From the listing below, pull out the lines that hold "notas".

- EXERCISE MATERIAL:
---------------
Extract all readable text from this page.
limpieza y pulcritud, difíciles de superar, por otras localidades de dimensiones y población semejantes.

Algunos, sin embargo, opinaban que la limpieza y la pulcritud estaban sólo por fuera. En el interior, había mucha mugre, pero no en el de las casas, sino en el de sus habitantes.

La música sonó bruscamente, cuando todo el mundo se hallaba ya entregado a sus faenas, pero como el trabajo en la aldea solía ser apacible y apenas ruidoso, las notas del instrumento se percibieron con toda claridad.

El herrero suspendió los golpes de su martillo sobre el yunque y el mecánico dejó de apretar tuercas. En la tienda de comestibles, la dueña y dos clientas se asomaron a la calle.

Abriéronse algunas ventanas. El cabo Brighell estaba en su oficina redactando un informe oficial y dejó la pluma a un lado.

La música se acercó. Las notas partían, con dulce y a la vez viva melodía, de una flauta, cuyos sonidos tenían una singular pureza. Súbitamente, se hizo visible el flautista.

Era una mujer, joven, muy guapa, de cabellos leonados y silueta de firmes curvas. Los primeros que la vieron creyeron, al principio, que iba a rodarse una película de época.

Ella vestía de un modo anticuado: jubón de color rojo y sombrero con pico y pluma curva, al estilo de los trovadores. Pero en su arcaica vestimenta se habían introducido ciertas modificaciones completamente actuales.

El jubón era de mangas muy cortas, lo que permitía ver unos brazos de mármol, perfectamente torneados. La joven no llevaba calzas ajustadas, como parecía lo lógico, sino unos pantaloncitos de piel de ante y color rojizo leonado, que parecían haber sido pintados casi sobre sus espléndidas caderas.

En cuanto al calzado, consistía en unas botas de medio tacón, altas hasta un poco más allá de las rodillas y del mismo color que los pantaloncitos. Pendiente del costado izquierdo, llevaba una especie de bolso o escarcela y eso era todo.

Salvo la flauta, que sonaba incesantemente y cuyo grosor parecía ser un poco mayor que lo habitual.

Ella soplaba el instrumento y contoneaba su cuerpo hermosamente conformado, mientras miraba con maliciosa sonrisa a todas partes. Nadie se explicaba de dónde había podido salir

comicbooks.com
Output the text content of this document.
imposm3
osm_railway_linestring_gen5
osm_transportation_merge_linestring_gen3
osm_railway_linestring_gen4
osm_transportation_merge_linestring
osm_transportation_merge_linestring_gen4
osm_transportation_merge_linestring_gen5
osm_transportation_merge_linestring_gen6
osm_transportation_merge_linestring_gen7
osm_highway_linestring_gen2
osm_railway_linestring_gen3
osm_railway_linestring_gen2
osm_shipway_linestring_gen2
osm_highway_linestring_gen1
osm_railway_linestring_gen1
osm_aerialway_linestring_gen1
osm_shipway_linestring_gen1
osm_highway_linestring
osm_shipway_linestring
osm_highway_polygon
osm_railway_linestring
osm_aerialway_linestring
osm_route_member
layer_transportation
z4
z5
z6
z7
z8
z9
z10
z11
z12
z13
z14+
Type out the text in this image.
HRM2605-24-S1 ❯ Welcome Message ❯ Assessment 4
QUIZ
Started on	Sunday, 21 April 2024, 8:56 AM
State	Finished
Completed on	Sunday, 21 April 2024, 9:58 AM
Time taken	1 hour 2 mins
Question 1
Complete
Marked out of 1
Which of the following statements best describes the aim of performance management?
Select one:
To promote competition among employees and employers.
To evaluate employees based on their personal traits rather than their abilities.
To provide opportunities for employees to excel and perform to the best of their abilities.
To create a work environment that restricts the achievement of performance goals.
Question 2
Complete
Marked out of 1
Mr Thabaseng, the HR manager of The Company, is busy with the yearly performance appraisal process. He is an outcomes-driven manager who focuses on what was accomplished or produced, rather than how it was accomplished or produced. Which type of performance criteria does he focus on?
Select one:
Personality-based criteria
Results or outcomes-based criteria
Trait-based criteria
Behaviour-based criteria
---------------
- RESPONSE TO THIS TASK:
La música sonó bruscamente, cuando todo el mundo se hallaba ya entregado a sus faenas, pero como el trabajo en la aldea solía ser apacible y apenas ruidoso, las notas del instrumento se percibieron con toda claridad.
La música se acercó. Las notas partían, con dulce y a la vez viva melodía, de una flauta, cuyos sonidos tenían una singular pureza. Súbitamente, se hizo visible el flautista.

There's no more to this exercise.